#### WHAT YOU WILL DO:
What follows is a block of records; restate each one word for word.

#### INFORMATION SUPPLIED:
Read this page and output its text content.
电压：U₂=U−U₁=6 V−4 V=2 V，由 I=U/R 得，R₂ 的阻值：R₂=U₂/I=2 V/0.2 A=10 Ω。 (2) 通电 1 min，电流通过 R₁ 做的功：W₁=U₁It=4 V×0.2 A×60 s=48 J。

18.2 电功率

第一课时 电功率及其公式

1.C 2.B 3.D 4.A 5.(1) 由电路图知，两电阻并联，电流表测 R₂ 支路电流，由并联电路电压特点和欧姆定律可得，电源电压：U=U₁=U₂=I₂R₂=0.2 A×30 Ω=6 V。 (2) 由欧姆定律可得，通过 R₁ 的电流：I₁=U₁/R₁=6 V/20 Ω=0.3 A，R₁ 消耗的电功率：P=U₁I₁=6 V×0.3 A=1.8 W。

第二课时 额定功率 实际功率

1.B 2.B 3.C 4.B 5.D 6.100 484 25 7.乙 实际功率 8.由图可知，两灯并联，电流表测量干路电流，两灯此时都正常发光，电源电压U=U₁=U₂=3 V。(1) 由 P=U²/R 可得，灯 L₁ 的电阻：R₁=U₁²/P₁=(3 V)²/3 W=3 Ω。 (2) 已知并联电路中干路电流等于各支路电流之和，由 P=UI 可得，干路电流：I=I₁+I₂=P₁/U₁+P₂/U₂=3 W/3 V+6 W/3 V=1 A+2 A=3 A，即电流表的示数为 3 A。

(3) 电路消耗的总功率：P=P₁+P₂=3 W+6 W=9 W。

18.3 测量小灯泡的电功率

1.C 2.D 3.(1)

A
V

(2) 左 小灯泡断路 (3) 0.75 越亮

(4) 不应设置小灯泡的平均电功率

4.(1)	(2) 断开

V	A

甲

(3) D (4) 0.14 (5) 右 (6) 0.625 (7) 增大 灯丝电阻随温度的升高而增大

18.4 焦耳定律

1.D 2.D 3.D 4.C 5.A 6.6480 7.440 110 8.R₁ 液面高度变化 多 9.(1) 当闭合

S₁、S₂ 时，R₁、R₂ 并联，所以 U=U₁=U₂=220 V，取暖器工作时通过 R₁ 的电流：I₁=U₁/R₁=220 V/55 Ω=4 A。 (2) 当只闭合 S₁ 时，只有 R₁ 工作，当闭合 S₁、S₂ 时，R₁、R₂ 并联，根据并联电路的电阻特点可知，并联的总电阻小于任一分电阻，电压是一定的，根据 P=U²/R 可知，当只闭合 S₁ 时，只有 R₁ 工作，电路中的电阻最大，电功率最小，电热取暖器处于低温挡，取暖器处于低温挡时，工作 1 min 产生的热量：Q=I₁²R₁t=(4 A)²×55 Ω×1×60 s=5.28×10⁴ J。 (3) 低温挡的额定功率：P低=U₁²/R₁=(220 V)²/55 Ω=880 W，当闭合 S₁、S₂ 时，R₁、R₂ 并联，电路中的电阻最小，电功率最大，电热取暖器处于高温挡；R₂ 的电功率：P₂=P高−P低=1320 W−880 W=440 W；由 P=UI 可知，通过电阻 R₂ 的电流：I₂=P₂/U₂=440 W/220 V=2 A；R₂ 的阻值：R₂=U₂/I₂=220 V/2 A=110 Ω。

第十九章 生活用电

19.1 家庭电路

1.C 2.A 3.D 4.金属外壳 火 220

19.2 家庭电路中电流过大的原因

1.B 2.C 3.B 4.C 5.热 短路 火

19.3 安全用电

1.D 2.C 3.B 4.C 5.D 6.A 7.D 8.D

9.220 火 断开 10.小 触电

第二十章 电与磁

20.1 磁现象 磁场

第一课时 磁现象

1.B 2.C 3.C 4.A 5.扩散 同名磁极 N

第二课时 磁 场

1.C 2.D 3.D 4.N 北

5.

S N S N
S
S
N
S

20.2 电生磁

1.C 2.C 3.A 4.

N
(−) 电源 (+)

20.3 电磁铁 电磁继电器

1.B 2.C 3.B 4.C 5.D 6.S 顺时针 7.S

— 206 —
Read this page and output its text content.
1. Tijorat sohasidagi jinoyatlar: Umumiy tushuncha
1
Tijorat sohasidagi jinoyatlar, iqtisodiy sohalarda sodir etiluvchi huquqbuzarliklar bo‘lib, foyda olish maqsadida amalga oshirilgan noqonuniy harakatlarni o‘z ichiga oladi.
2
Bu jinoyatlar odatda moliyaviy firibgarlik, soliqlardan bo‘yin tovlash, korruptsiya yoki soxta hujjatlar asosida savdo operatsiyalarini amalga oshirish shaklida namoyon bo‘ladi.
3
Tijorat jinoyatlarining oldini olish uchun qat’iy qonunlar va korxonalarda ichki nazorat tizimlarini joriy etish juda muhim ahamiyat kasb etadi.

#### WRITTEN SOLUTION:
Read this page and output its text content.
电压：U₂=U−U₁=6 V−4 V=2 V，由 I=U/R 得，R₂ 的阻值：R₂=U₂/I=2 V/0.2 A=10 Ω。 (2) 通电 1 min，电流通过 R₁ 做的功：W₁=U₁It=4 V×0.2 A×60 s=48 J。

18.2 电功率

第一课时 电功率及其公式

1.C 2.B 3.D 4.A 5.(1) 由电路图知，两电阻并联，电流表测 R₂ 支路电流，由并联电路电压特点和欧姆定律可得，电源电压：U=U₁=U₂=I₂R₂=0.2 A×30 Ω=6 V。 (2) 由欧姆定律可得，通过 R₁ 的电流：I₁=U₁/R₁=6 V/20 Ω=0.3 A，R₁ 消耗的电功率：P=U₁I₁=6 V×0.3 A=1.8 W。

第二课时 额定功率 实际功率

1.B 2.B 3.C 4.B 5.D 6.100 484 25 7.乙 实际功率 8.由图可知，两灯并联，电流表测量干路电流，两灯此时都正常发光，电源电压U=U₁=U₂=3 V。(1) 由 P=U²/R 可得，灯 L₁ 的电阻：R₁=U₁²/P₁=(3 V)²/3 W=3 Ω。 (2) 已知并联电路中干路电流等于各支路电流之和，由 P=UI 可得，干路电流：I=I₁+I₂=P₁/U₁+P₂/U₂=3 W/3 V+6 W/3 V=1 A+2 A=3 A，即电流表的示数为 3 A。

(3) 电路消耗的总功率：P=P₁+P₂=3 W+6 W=9 W。

18.3 测量小灯泡的电功率

1.C 2.D 3.(1)

A
V

(2) 左 小灯泡断路 (3) 0.75 越亮

(4) 不应设置小灯泡的平均电功率

4.(1)	(2) 断开

V	A

甲

(3) D (4) 0.14 (5) 右 (6) 0.625 (7) 增大 灯丝电阻随温度的升高而增大

18.4 焦耳定律

1.D 2.D 3.D 4.C 5.A 6.6480 7.440 110 8.R₁ 液面高度变化 多 9.(1) 当闭合

S₁、S₂ 时，R₁、R₂ 并联，所以 U=U₁=U₂=220 V，取暖器工作时通过 R₁ 的电流：I₁=U₁/R₁=220 V/55 Ω=4 A。 (2) 当只闭合 S₁ 时，只有 R₁ 工作，当闭合 S₁、S₂ 时，R₁、R₂ 并联，根据并联电路的电阻特点可知，并联的总电阻小于任一分电阻，电压是一定的，根据 P=U²/R 可知，当只闭合 S₁ 时，只有 R₁ 工作，电路中的电阻最大，电功率最小，电热取暖器处于低温挡，取暖器处于低温挡时，工作 1 min 产生的热量：Q=I₁²R₁t=(4 A)²×55 Ω×1×60 s=5.28×10⁴ J。 (3) 低温挡的额定功率：P低=U₁²/R₁=(220 V)²/55 Ω=880 W，当闭合 S₁、S₂ 时，R₁、R₂ 并联，电路中的电阻最小，电功率最大，电热取暖器处于高温挡；R₂ 的电功率：P₂=P高−P低=1320 W−880 W=440 W；由 P=UI 可知，通过电阻 R₂ 的电流：I₂=P₂/U₂=440 W/220 V=2 A；R₂ 的阻值：R₂=U₂/I₂=220 V/2 A=110 Ω。

第十九章 生活用电

19.1 家庭电路

1.C 2.A 3.D 4.金属外壳 火 220

19.2 家庭电路中电流过大的原因

1.B 2.C 3.B 4.C 5.热 短路 火

19.3 安全用电

1.D 2.C 3.B 4.C 5.D 6.A 7.D 8.D

9.220 火 断开 10.小 触电

第二十章 电与磁

20.1 磁现象 磁场

第一课时 磁现象

1.B 2.C 3.C 4.A 5.扩散 同名磁极 N

第二课时 磁 场

1.C 2.D 3.D 4.N 北

5.

S N S N
S
S
N
S

20.2 电生磁

1.C 2.C 3.A 4.

N
(−) 电源 (+)

20.3 电磁铁 电磁继电器

1.B 2.C 3.B 4.C 5.D 6.S 顺时针 7.S

— 206 —
Read this page and output its text content.
1. Tijorat sohasidagi jinoyatlar: Umumiy tushuncha
1
Tijorat sohasidagi jinoyatlar, iqtisodiy sohalarda sodir etiluvchi huquqbuzarliklar bo‘lib, foyda olish maqsadida amalga oshirilgan noqonuniy harakatlarni o‘z ichiga oladi.
2
Bu jinoyatlar odatda moliyaviy firibgarlik, soliqlardan bo‘yin tovlash, korruptsiya yoki soxta hujjatlar asosida savdo operatsiyalarini amalga oshirish shaklida namoyon bo‘ladi.
3
Tijorat jinoyatlarining oldini olish uchun qat’iy qonunlar va korxonalarda ichki nazorat tizimlarini joriy etish juda muhim ahamiyat kasb etadi.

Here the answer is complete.